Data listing
* * * * * * * * *
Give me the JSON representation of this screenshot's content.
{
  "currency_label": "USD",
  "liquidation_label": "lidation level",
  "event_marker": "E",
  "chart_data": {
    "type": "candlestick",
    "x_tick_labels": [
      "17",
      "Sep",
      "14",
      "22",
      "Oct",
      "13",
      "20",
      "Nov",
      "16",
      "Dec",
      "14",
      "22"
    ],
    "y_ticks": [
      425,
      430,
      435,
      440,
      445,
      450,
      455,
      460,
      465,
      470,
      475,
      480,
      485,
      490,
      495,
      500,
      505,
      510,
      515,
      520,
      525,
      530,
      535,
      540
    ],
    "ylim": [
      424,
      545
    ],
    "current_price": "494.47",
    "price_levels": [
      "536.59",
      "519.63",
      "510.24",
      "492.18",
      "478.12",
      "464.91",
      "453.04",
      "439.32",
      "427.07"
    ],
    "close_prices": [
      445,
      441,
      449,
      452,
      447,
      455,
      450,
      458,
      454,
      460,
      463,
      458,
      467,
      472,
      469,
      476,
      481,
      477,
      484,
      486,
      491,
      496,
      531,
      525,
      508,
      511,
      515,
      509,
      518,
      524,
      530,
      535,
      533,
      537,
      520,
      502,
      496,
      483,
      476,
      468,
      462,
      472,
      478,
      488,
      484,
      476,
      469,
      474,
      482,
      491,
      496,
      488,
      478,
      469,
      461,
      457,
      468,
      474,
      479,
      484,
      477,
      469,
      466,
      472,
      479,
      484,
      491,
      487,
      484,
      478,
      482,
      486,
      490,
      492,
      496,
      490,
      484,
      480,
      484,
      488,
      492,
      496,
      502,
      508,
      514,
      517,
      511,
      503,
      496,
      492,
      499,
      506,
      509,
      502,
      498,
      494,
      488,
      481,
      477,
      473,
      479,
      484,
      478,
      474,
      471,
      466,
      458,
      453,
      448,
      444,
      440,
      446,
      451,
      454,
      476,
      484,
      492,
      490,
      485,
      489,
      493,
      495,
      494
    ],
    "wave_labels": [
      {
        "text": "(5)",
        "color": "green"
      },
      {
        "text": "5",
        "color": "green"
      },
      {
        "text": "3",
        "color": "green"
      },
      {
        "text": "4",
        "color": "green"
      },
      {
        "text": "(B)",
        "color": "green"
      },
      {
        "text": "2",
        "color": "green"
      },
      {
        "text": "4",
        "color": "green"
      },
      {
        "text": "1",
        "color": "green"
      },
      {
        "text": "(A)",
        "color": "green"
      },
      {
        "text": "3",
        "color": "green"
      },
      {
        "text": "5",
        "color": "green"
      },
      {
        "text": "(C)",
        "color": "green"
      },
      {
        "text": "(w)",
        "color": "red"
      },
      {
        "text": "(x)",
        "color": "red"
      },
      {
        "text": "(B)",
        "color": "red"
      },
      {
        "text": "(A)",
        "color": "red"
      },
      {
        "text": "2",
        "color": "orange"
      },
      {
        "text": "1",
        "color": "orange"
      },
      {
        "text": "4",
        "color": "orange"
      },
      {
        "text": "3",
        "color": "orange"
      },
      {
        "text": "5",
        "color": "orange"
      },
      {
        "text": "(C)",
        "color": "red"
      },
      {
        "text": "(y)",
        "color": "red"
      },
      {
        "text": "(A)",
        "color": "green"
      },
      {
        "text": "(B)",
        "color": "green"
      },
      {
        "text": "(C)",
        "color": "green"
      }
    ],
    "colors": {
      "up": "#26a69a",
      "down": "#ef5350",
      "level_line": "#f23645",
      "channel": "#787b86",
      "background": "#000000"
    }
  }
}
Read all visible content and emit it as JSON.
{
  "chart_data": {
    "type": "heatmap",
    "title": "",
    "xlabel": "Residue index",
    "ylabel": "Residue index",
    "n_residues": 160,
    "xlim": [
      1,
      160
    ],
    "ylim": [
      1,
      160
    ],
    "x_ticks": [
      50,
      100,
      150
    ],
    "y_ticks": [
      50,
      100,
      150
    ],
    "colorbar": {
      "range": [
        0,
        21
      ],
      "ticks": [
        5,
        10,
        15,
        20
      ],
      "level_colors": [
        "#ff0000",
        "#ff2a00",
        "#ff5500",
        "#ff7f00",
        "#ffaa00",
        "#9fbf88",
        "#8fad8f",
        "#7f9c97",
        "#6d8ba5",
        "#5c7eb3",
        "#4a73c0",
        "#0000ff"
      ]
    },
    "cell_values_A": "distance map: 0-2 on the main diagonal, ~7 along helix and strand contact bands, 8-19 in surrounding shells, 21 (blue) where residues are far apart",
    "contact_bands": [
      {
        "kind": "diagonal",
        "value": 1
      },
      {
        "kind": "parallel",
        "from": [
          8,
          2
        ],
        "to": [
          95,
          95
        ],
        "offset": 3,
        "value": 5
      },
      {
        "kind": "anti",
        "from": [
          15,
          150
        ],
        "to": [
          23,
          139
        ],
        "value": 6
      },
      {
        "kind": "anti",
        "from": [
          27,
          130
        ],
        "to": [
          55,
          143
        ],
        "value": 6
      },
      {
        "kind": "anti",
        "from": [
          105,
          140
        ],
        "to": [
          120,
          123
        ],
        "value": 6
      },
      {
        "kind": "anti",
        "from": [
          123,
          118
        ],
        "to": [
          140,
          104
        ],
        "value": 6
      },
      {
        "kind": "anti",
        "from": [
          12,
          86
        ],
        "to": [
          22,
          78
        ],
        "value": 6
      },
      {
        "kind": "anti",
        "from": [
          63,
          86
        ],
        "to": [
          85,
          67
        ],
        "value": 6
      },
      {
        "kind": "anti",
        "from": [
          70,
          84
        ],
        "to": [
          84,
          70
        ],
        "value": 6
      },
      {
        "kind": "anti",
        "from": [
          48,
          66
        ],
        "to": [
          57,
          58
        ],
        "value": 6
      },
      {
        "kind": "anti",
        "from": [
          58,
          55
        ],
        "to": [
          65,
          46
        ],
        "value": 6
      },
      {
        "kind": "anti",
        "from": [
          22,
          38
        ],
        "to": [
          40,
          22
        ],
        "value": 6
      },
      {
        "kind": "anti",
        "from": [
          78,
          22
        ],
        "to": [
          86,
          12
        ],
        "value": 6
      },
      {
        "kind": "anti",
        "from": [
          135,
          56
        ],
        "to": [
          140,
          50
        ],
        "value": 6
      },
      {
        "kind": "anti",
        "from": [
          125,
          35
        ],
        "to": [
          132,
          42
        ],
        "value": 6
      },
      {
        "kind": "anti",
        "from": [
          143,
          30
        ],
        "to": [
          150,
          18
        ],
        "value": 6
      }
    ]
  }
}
* * * * * * * * *
◆ Your objective: Print every line of the records exactly. Omit nothing.

◆ Exercise response:
Give me the JSON representation of this screenshot's content.
{
  "currency_label": "USD",
  "liquidation_label": "lidation level",
  "event_marker": "E",
  "chart_data": {
    "type": "candlestick",
    "x_tick_labels": [
      "17",
      "Sep",
      "14",
      "22",
      "Oct",
      "13",
      "20",
      "Nov",
      "16",
      "Dec",
      "14",
      "22"
    ],
    "y_ticks": [
      425,
      430,
      435,
      440,
      445,
      450,
      455,
      460,
      465,
      470,
      475,
      480,
      485,
      490,
      495,
      500,
      505,
      510,
      515,
      520,
      525,
      530,
      535,
      540
    ],
    "ylim": [
      424,
      545
    ],
    "current_price": "494.47",
    "price_levels": [
      "536.59",
      "519.63",
      "510.24",
      "492.18",
      "478.12",
      "464.91",
      "453.04",
      "439.32",
      "427.07"
    ],
    "close_prices": [
      445,
      441,
      449,
      452,
      447,
      455,
      450,
      458,
      454,
      460,
      463,
      458,
      467,
      472,
      469,
      476,
      481,
      477,
      484,
      486,
      491,
      496,
      531,
      525,
      508,
      511,
      515,
      509,
      518,
      524,
      530,
      535,
      533,
      537,
      520,
      502,
      496,
      483,
      476,
      468,
      462,
      472,
      478,
      488,
      484,
      476,
      469,
      474,
      482,
      491,
      496,
      488,
      478,
      469,
      461,
      457,
      468,
      474,
      479,
      484,
      477,
      469,
      466,
      472,
      479,
      484,
      491,
      487,
      484,
      478,
      482,
      486,
      490,
      492,
      496,
      490,
      484,
      480,
      484,
      488,
      492,
      496,
      502,
      508,
      514,
      517,
      511,
      503,
      496,
      492,
      499,
      506,
      509,
      502,
      498,
      494,
      488,
      481,
      477,
      473,
      479,
      484,
      478,
      474,
      471,
      466,
      458,
      453,
      448,
      444,
      440,
      446,
      451,
      454,
      476,
      484,
      492,
      490,
      485,
      489,
      493,
      495,
      494
    ],
    "wave_labels": [
      {
        "text": "(5)",
        "color": "green"
      },
      {
        "text": "5",
        "color": "green"
      },
      {
        "text": "3",
        "color": "green"
      },
      {
        "text": "4",
        "color": "green"
      },
      {
        "text": "(B)",
        "color": "green"
      },
      {
        "text": "2",
        "color": "green"
      },
      {
        "text": "4",
        "color": "green"
      },
      {
        "text": "1",
        "color": "green"
      },
      {
        "text": "(A)",
        "color": "green"
      },
      {
        "text": "3",
        "color": "green"
      },
      {
        "text": "5",
        "color": "green"
      },
      {
        "text": "(C)",
        "color": "green"
      },
      {
        "text": "(w)",
        "color": "red"
      },
      {
        "text": "(x)",
        "color": "red"
      },
      {
        "text": "(B)",
        "color": "red"
      },
      {
        "text": "(A)",
        "color": "red"
      },
      {
        "text": "2",
        "color": "orange"
      },
      {
        "text": "1",
        "color": "orange"
      },
      {
        "text": "4",
        "color": "orange"
      },
      {
        "text": "3",
        "color": "orange"
      },
      {
        "text": "5",
        "color": "orange"
      },
      {
        "text": "(C)",
        "color": "red"
      },
      {
        "text": "(y)",
        "color": "red"
      },
      {
        "text": "(A)",
        "color": "green"
      },
      {
        "text": "(B)",
        "color": "green"
      },
      {
        "text": "(C)",
        "color": "green"
      }
    ],
    "colors": {
      "up": "#26a69a",
      "down": "#ef5350",
      "level_line": "#f23645",
      "channel": "#787b86",
      "background": "#000000"
    }
  }
}
Read all visible content and emit it as JSON.
{
  "chart_data": {
    "type": "heatmap",
    "title": "",
    "xlabel": "Residue index",
    "ylabel": "Residue index",
    "n_residues": 160,
    "xlim": [
      1,
      160
    ],
    "ylim": [
      1,
      160
    ],
    "x_ticks": [
      50,
      100,
      150
    ],
    "y_ticks": [
      50,
      100,
      150
    ],
    "colorbar": {
      "range": [
        0,
        21
      ],
      "ticks": [
        5,
        10,
        15,
        20
      ],
      "level_colors": [
        "#ff0000",
        "#ff2a00",
        "#ff5500",
        "#ff7f00",
        "#ffaa00",
        "#9fbf88",
        "#8fad8f",
        "#7f9c97",
        "#6d8ba5",
        "#5c7eb3",
        "#4a73c0",
        "#0000ff"
      ]
    },
    "cell_values_A": "distance map: 0-2 on the main diagonal, ~7 along helix and strand contact bands, 8-19 in surrounding shells, 21 (blue) where residues are far apart",
    "contact_bands": [
      {
        "kind": "diagonal",
        "value": 1
      },
      {
        "kind": "parallel",
        "from": [
          8,
          2
        ],
        "to": [
          95,
          95
        ],
        "offset": 3,
        "value": 5
      },
      {
        "kind": "anti",
        "from": [
          15,
          150
        ],
        "to": [
          23,
          139
        ],
        "value": 6
      },
      {
        "kind": "anti",
        "from": [
          27,
          130
        ],
        "to": [
          55,
          143
        ],
        "value": 6
      },
      {
        "kind": "anti",
        "from": [
          105,
          140
        ],
        "to": [
          120,
          123
        ],
        "value": 6
      },
      {
        "kind": "anti",
        "from": [
          123,
          118
        ],
        "to": [
          140,
          104
        ],
        "value": 6
      },
      {
        "kind": "anti",
        "from": [
          12,
          86
        ],
        "to": [
          22,
          78
        ],
        "value": 6
      },
      {
        "kind": "anti",
        "from": [
          63,
          86
        ],
        "to": [
          85,
          67
        ],
        "value": 6
      },
      {
        "kind": "anti",
        "from": [
          70,
          84
        ],
        "to": [
          84,
          70
        ],
        "value": 6
      },
      {
        "kind": "anti",
        "from": [
          48,
          66
        ],
        "to": [
          57,
          58
        ],
        "value": 6
      },
      {
        "kind": "anti",
        "from": [
          58,
          55
        ],
        "to": [
          65,
          46
        ],
        "value": 6
      },
      {
        "kind": "anti",
        "from": [
          22,
          38
        ],
        "to": [
          40,
          22
        ],
        "value": 6
      },
      {
        "kind": "anti",
        "from": [
          78,
          22
        ],
        "to": [
          86,
          12
        ],
        "value": 6
      },
      {
        "kind": "anti",
        "from": [
          135,
          56
        ],
        "to": [
          140,
          50
        ],
        "value": 6
      },
      {
        "kind": "anti",
        "from": [
          125,
          35
        ],
        "to": [
          132,
          42
        ],
        "value": 6
      },
      {
        "kind": "anti",
        "from": [
          143,
          30
        ],
        "to": [
          150,
          18
        ],
        "value": 6
      }
    ]
  }
}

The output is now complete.